>> start GIVEN ENTRIES

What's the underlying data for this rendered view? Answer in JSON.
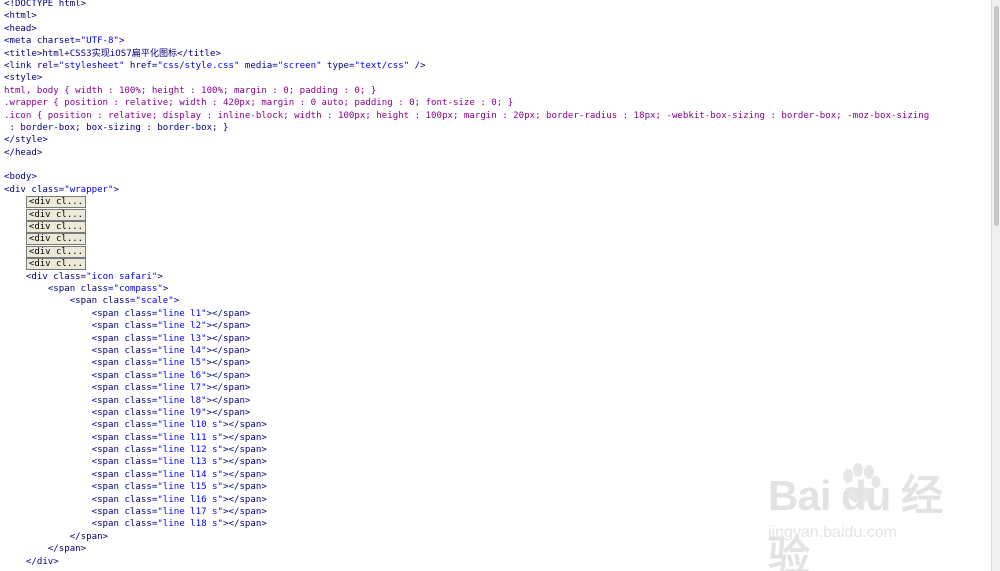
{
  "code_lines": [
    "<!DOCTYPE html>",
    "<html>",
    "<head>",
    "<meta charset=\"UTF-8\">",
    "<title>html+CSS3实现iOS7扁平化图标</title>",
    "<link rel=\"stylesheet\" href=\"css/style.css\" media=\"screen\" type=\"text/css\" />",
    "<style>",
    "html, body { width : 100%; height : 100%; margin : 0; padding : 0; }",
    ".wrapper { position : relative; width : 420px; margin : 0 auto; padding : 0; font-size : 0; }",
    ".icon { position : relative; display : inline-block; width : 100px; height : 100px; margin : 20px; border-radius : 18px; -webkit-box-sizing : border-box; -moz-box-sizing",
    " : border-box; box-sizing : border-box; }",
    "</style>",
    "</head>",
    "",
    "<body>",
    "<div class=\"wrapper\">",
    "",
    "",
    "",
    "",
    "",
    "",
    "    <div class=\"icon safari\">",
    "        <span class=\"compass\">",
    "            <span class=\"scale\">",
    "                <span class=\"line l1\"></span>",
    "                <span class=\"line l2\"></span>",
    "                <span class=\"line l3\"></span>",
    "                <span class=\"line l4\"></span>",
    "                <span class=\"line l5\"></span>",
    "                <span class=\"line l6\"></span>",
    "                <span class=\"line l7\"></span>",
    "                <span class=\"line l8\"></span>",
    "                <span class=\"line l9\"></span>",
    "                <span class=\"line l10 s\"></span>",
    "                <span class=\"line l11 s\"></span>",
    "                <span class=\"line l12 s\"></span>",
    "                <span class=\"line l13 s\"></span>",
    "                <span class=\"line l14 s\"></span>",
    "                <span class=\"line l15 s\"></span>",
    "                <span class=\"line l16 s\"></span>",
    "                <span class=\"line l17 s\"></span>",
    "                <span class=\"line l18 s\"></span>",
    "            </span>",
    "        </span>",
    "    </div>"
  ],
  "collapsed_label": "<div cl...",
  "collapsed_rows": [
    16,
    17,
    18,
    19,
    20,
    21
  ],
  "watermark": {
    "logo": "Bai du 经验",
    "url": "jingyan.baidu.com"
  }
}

>> end GIVEN ENTRIES

_SET EXERCISE_
All of the data needs repeating exactly, but the pictures do not.

_THE RESULT_
What's the underlying data for this rendered view? Answer in JSON.
{
  "code_lines": [
    "<!DOCTYPE html>",
    "<html>",
    "<head>",
    "<meta charset=\"UTF-8\">",
    "<title>html+CSS3实现iOS7扁平化图标</title>",
    "<link rel=\"stylesheet\" href=\"css/style.css\" media=\"screen\" type=\"text/css\" />",
    "<style>",
    "html, body { width : 100%; height : 100%; margin : 0; padding : 0; }",
    ".wrapper { position : relative; width : 420px; margin : 0 auto; padding : 0; font-size : 0; }",
    ".icon { position : relative; display : inline-block; width : 100px; height : 100px; margin : 20px; border-radius : 18px; -webkit-box-sizing : border-box; -moz-box-sizing",
    " : border-box; box-sizing : border-box; }",
    "</style>",
    "</head>",
    "",
    "<body>",
    "<div class=\"wrapper\">",
    "",
    "",
    "",
    "",
    "",
    "",
    "    <div class=\"icon safari\">",
    "        <span class=\"compass\">",
    "            <span class=\"scale\">",
    "                <span class=\"line l1\"></span>",
    "                <span class=\"line l2\"></span>",
    "                <span class=\"line l3\"></span>",
    "                <span class=\"line l4\"></span>",
    "                <span class=\"line l5\"></span>",
    "                <span class=\"line l6\"></span>",
    "                <span class=\"line l7\"></span>",
    "                <span class=\"line l8\"></span>",
    "                <span class=\"line l9\"></span>",
    "                <span class=\"line l10 s\"></span>",
    "                <span class=\"line l11 s\"></span>",
    "                <span class=\"line l12 s\"></span>",
    "                <span class=\"line l13 s\"></span>",
    "                <span class=\"line l14 s\"></span>",
    "                <span class=\"line l15 s\"></span>",
    "                <span class=\"line l16 s\"></span>",
    "                <span class=\"line l17 s\"></span>",
    "                <span class=\"line l18 s\"></span>",
    "            </span>",
    "        </span>",
    "    </div>"
  ],
  "collapsed_label": "<div cl...",
  "collapsed_rows": [
    16,
    17,
    18,
    19,
    20,
    21
  ],
  "watermark": {
    "logo": "Bai du 经验",
    "url": "jingyan.baidu.com"
  }
}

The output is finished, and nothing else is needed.